Provided text
^^^^^^^^

I think there is a mistake in the example.


> I'm a little confused about the dominance frontier example given in
> section 9.2 of Cooper & Torczon's "Engineering a Compiler". The
> example in question is reproduced on page 12 of these slides:
> http://www.cs.rice.edu/~keith/512/Lectures/08SSA.pdf
>
> When I run the algorithm they give on the example CFG, I end up with
> B1 in its own dominance frontier. This makes sense, since B1 dominates
> a predecessor of itself (B7), but does not strictly dominate itself.
> However, the worked example shows the dominance frontier of B being
> empty. The book explains this by saying something along the lines of
> "the compiler notices that B7's immediate dominator is B1, so it adds
> B1 to DF(B7) and to no other node", but does not explain why the
> algorithm terminates its backtracking before B1, instead of continuing
> up the dominator tree to B0.

^^^^^^^^

Supplied entries
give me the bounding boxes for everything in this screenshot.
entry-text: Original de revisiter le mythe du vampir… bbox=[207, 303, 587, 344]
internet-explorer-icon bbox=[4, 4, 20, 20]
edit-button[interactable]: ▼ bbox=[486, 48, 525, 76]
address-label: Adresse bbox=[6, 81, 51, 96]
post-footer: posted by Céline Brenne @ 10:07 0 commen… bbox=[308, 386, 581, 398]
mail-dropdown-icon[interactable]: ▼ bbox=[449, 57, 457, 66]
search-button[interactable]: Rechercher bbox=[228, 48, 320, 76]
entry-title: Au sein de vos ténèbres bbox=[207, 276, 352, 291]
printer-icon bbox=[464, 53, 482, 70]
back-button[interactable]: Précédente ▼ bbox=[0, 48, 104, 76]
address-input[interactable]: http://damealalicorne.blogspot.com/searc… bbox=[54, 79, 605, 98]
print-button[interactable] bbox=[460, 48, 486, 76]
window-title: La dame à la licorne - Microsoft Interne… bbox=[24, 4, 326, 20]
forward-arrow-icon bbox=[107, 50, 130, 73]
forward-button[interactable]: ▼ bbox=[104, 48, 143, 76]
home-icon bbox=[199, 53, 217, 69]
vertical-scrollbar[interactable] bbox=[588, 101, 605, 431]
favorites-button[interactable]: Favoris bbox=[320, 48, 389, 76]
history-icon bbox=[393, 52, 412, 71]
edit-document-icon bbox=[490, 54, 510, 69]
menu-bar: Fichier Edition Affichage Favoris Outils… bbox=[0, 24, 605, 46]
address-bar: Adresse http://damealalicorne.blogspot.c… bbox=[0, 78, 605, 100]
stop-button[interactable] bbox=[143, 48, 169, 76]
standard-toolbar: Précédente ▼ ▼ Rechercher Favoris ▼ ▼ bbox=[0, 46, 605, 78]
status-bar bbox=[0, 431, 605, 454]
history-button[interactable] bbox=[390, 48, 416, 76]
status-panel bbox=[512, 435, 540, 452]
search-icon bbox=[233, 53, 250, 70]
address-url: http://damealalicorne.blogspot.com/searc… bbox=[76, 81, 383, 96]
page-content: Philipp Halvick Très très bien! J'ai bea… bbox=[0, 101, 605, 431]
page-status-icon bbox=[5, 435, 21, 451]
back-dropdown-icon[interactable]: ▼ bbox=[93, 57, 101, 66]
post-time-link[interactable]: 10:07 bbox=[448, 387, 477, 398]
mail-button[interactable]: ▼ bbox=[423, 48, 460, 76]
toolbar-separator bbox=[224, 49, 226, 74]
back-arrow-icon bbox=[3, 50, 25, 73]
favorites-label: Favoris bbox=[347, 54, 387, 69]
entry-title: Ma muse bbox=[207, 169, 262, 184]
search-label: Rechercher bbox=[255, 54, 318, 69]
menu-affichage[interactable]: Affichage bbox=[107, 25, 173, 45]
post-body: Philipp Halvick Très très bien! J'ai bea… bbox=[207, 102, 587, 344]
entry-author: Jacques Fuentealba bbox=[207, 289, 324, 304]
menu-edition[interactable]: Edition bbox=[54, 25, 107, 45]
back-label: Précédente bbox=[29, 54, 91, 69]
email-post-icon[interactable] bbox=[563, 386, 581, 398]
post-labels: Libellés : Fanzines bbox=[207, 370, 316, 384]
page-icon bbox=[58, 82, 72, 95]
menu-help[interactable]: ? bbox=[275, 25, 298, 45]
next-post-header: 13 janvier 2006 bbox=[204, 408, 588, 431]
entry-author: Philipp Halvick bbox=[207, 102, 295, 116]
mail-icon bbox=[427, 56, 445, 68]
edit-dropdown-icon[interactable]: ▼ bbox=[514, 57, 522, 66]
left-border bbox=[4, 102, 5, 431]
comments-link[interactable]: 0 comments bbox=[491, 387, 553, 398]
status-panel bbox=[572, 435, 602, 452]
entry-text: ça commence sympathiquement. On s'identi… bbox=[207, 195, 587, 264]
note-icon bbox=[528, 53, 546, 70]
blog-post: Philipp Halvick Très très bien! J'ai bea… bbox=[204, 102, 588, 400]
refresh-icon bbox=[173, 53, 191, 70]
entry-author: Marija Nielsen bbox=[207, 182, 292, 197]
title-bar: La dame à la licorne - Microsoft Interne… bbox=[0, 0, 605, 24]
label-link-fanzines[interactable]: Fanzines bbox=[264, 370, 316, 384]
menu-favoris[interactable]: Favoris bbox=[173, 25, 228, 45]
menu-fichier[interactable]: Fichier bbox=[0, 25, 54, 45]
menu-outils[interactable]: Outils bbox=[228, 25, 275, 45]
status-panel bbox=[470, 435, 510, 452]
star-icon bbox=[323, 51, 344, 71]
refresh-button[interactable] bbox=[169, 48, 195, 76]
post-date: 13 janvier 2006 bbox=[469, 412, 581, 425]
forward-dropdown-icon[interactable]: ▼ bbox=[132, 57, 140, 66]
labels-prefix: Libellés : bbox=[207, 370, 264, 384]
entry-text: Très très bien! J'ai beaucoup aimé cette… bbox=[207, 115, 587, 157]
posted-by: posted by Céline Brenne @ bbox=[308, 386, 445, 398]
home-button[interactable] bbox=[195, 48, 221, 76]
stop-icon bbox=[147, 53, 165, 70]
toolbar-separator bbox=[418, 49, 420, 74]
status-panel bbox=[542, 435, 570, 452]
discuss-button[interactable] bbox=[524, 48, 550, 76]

^^^^^^^^

Tasks to complete
A) In the dominance frontier message, which block does the writer say B1 dominates that is also a predecessor of B1?
B) Update the part of the dominance frontier message that opens with the words containing "I think there" and closes with "strictly dominate itself.", changing "algorithm" to "procedure".

Task results
A) B7

B)
I think there is a mistake in the example.


> I'm a little confused about the dominance frontier example given in
> section 9.2 of Cooper & Torczon's "Engineering a Compiler". The
> example in question is reproduced on page 12 of these slides:
> http://www.cs.rice.edu/~keith/512/Lectures/08SSA.pdf
>
> When I run the procedure they give on the example CFG, I end up with
> B1 in its own dominance frontier. This makes sense, since B1 dominates
> a predecessor of itself (B7), but does not strictly dominate itself.